**Direction**
Write the material out again in full, word for word. Do not include the pictures.

[Stored data]
--------
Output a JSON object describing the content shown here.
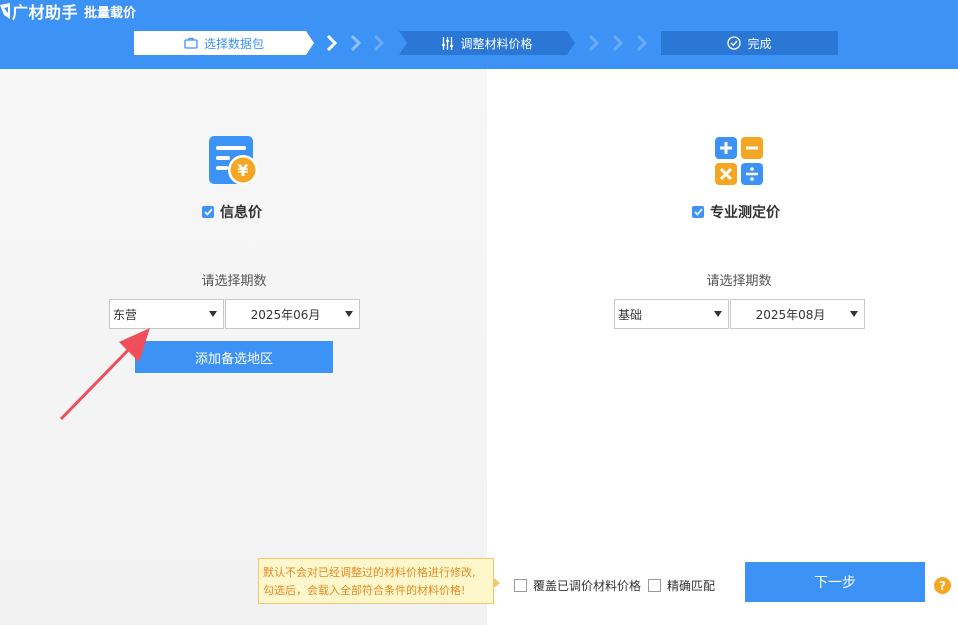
{
  "app": {
    "name": "广材助手",
    "module": "批量载价"
  },
  "steps": [
    {
      "label": "选择数据包",
      "icon": "briefcase-icon",
      "state": "active"
    },
    {
      "label": "调整材料价格",
      "icon": "sliders-icon",
      "state": "pending"
    },
    {
      "label": "完成",
      "icon": "check-circle-icon",
      "state": "pending"
    }
  ],
  "left": {
    "option_label": "信息价",
    "option_checked": true,
    "period_label": "请选择期数",
    "region_value": "东营",
    "period_value": "2025年06月",
    "add_region_label": "添加备选地区"
  },
  "right": {
    "option_label": "专业测定价",
    "option_checked": true,
    "period_label": "请选择期数",
    "type_value": "基础",
    "period_value": "2025年08月"
  },
  "footer": {
    "tooltip_line1": "默认不会对已经调整过的材料价格进行修改,",
    "tooltip_line2": "勾选后，会载入全部符合条件的材料价格!",
    "overwrite_label": "覆盖已调价材料价格",
    "overwrite_checked": false,
    "exact_match_label": "精确匹配",
    "exact_match_checked": false,
    "next_label": "下一步",
    "help_symbol": "?"
  },
  "colors": {
    "primary": "#3d93f5",
    "step_dark": "#2a77d6",
    "accent_orange": "#f5a623",
    "annotation_red": "#ef4e5a"
  }
}
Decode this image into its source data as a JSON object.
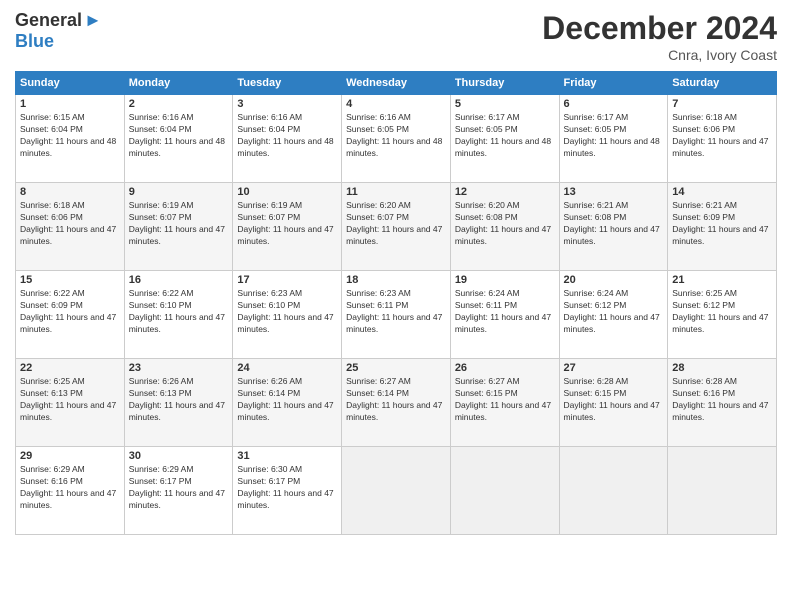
--------
**Solution to the problem**
Output a JSON object describing the content shown here.
{
  "app": {
    "name": "广材助手",
    "module": "批量载价"
  },
  "steps": [
    {
      "label": "选择数据包",
      "icon": "briefcase-icon",
      "state": "active"
    },
    {
      "label": "调整材料价格",
      "icon": "sliders-icon",
      "state": "pending"
    },
    {
      "label": "完成",
      "icon": "check-circle-icon",
      "state": "pending"
    }
  ],
  "left": {
    "option_label": "信息价",
    "option_checked": true,
    "period_label": "请选择期数",
    "region_value": "东营",
    "period_value": "2025年06月",
    "add_region_label": "添加备选地区"
  },
  "right": {
    "option_label": "专业测定价",
    "option_checked": true,
    "period_label": "请选择期数",
    "type_value": "基础",
    "period_value": "2025年08月"
  },
  "footer": {
    "tooltip_line1": "默认不会对已经调整过的材料价格进行修改,",
    "tooltip_line2": "勾选后，会载入全部符合条件的材料价格!",
    "overwrite_label": "覆盖已调价材料价格",
    "overwrite_checked": false,
    "exact_match_label": "精确匹配",
    "exact_match_checked": false,
    "next_label": "下一步",
    "help_symbol": "?"
  },
  "colors": {
    "primary": "#3d93f5",
    "step_dark": "#2a77d6",
    "accent_orange": "#f5a623",
    "annotation_red": "#ef4e5a"
  }
}
Decode this image into its source data as a JSON object.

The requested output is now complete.